::: Trecho

A Farsa da Democracia Espanhola

Nos últimos anos, a Espanha vem seguidamente ilegalizando opções políticas no País Basco (Euskal Herria) e ao mesmo tempo sofre diversas condenações por parte do Conselho de Direitos Humanos da ONU, o que, na prática, não faz muita diferença para o Estado que se recusa a reconhecer os erros e persiste nos mesmos.

Denúncias de prisões ilegais e tortura são lugar comum na Espanha. Recentemente o ex-preso político Jon Anza “desapareceu” sem deixar qualquer rastro e, se por um lado qualquer cidadão do País Basco sabe que a responsabilidade por tal “sumiço” recai sobre o governo Espanhol, por outro este mesmo governo declara não saber de nada. Neste momento Jon Anza provavelmente está morto ou está sendo torturado pelas Forsas de Segurança Espanholas.

::::::
::: Material

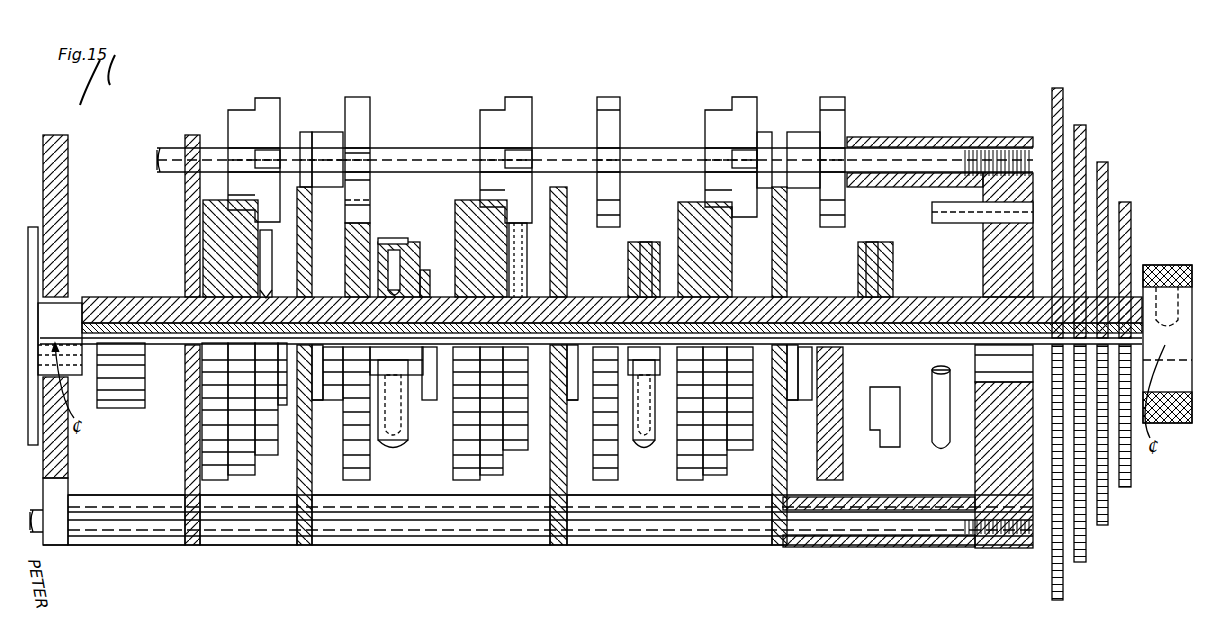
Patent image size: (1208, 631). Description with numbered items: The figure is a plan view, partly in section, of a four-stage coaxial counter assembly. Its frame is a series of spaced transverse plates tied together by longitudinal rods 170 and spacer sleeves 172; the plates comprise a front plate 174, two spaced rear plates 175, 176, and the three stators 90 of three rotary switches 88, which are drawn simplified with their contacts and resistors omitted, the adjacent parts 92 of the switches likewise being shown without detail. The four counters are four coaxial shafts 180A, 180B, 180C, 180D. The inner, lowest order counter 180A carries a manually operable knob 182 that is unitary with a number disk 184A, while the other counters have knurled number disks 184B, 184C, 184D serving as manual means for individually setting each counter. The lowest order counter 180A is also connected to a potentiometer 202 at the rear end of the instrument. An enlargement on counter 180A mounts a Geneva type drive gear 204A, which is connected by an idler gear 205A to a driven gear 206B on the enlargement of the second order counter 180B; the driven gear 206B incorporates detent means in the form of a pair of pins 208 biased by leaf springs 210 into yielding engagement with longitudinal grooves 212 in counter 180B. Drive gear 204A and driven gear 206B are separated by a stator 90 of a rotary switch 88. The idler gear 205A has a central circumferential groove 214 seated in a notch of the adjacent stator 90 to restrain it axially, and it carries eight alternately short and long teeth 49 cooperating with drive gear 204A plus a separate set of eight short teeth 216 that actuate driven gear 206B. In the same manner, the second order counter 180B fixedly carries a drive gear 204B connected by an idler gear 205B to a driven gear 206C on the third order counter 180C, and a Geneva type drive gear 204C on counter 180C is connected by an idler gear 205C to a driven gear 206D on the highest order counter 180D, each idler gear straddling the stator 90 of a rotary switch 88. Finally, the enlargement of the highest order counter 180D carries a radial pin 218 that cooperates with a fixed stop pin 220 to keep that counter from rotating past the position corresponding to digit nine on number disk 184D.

::::::

=== Problemas ===
a. Traduza para o inglês esta frase do trecho sobre a Espanha e o País Basco: "Denúncias de prisões ilegais e tortura são lugar comum na Espanha."
b. Liste todos os nomes de lugares citados no trecho, incluindo formas alternativas do mesmo nome.
c. Segundo o trecho, quem desapareceu "sem deixar qualquer rastro"?

=== Resultados do exercício ===
a. Reports of illegal arrests and torture are commonplace in Spain.

b. Espanha, País Basco, Euskal Herria

c. O ex-preso político Jon Anza.